◆ JOB
Pick out every line holding the string "имѣетъ" and copy it.
════════
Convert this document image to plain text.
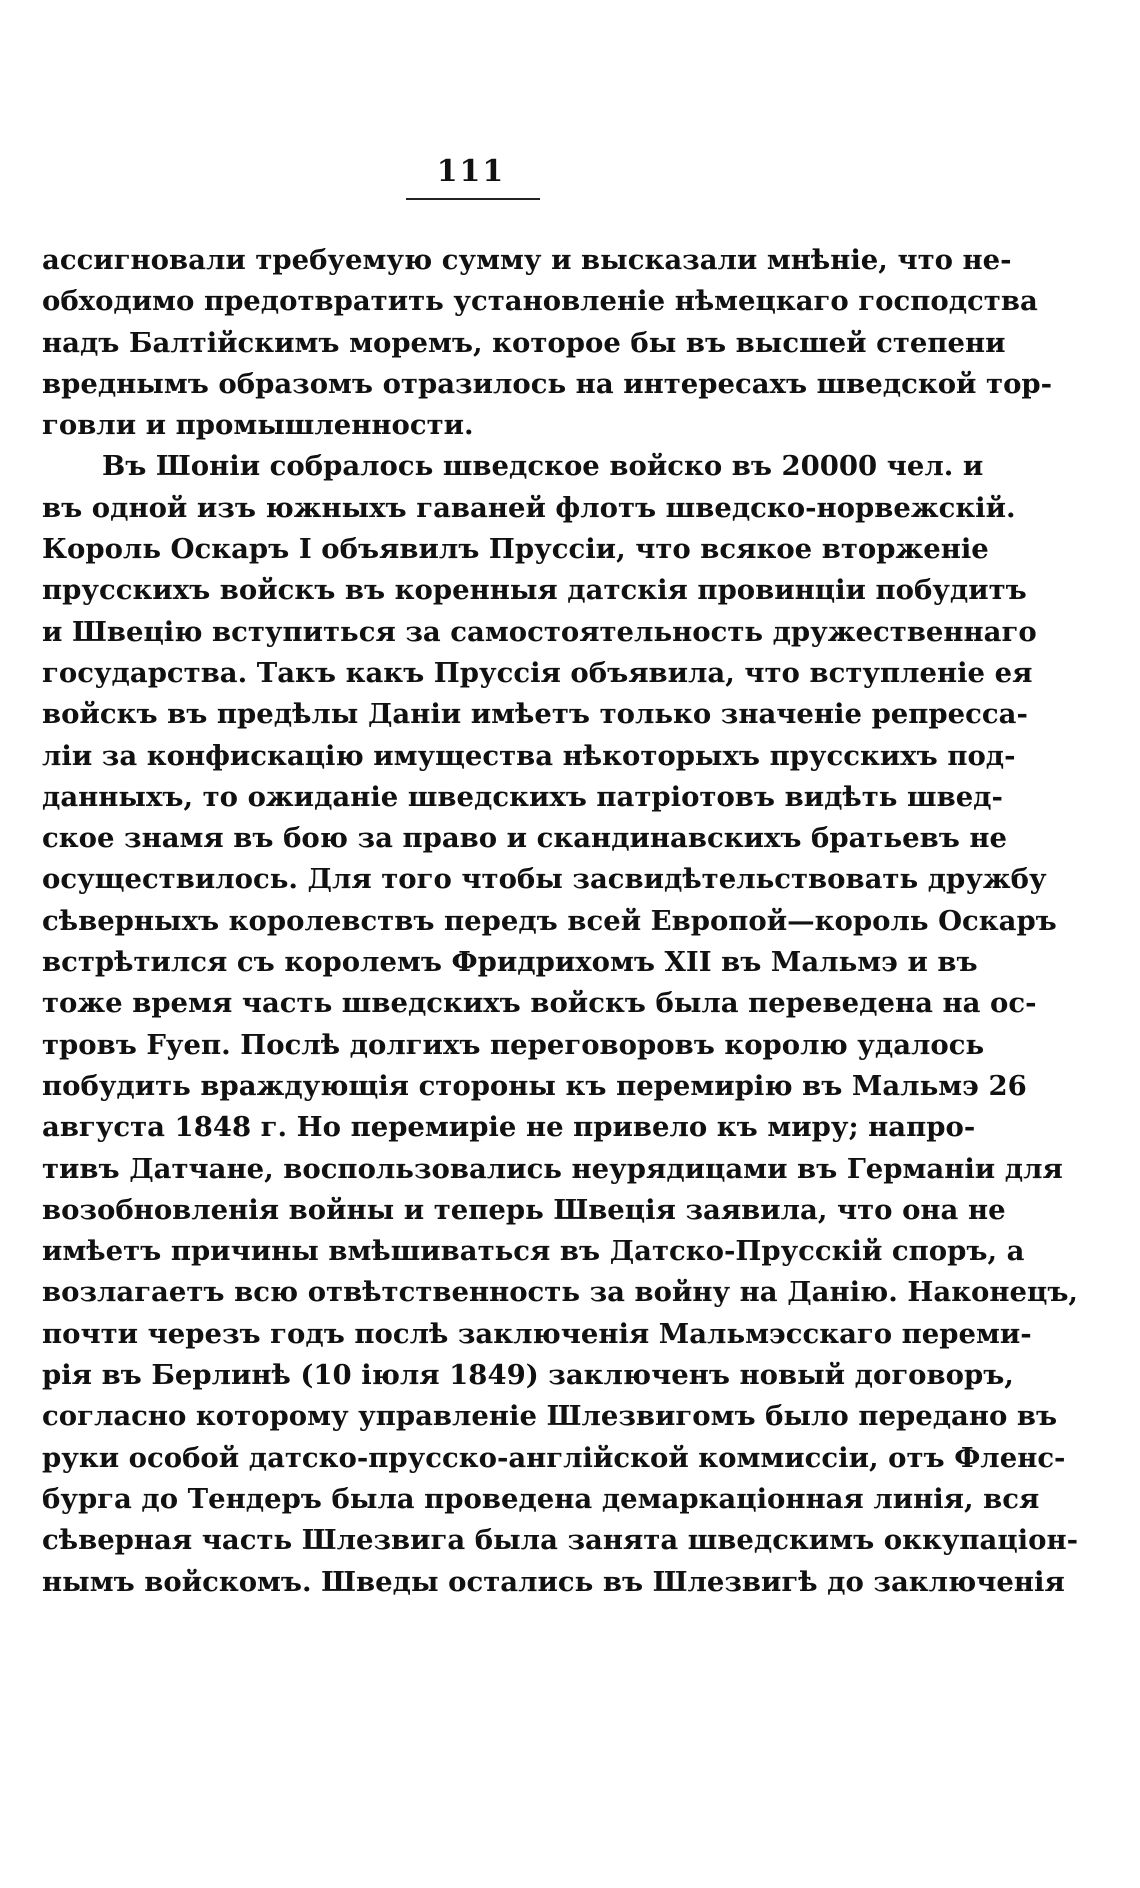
111
ассигновали требуемую сумму и высказали мнѣніе, что не-
обходимо предотвратить установленіе нѣмецкаго господства
надъ Балтійскимъ моремъ, которое бы въ высшей степени
вреднымъ образомъ отразилось на интересахъ шведской тор-
говли и промышленности.
Въ Шоніи собралось шведское войско въ 20000 чел. и
въ одной изъ южныхъ гаваней флотъ шведско-норвежскій.
Король Оскаръ I объявилъ Пруссіи, что всякое вторженіе
прусскихъ войскъ въ коренныя датскія провинціи побудитъ
и Швецію вступиться за самостоятельность дружественнаго
государства. Такъ какъ Пруссія объявила, что вступленіе ея
войскъ въ предѣлы Даніи имѣетъ только значеніе репресса-
ліи за конфискацію имущества нѣкоторыхъ прусскихъ под-
данныхъ, то ожиданіе шведскихъ патріотовъ видѣть швед-
ское знамя въ бою за право и скандинавскихъ братьевъ не
осуществилось. Для того чтобы засвидѣтельствовать дружбу
сѣверныхъ королевствъ передъ всей Европой—король Оскаръ
встрѣтился съ королемъ Фридрихомъ XII въ Мальмэ и въ
тоже время часть шведскихъ войскъ была переведена на ос-
тровъ Fуеп. Послѣ долгихъ переговоровъ королю удалось
побудить враждующія стороны къ перемирію въ Мальмэ 26
августа 1848 г. Но перемиріе не привело къ миру; напро-
тивъ Датчане, воспользовались неурядицами въ Германіи для
возобновленія войны и теперь Швеція заявила, что она не
имѣетъ причины вмѣшиваться въ Датско-Прусскій споръ, а
возлагаетъ всю отвѣтственность за войну на Данію. Наконецъ,
почти черезъ годъ послѣ заключенія Мальмэсскаго переми-
рія въ Берлинѣ (10 іюля 1849) заключенъ новый договоръ,
согласно которому управленіе Шлезвигомъ было передано въ
руки особой датско-прусско-англійской коммиссіи, отъ Фленс-
бурга до Тендеръ была проведена демаркаціонная линія, вся
сѣверная часть Шлезвига была занята шведскимъ оккупаціон-
нымъ войскомъ. Шведы остались въ Шлезвигѣ до заключенія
════════
◆ TASK ANSWER
войскъ въ предѣлы Даніи имѣетъ только значеніе репресса-
имѣетъ причины вмѣшиваться въ Датско-Прусскій споръ, а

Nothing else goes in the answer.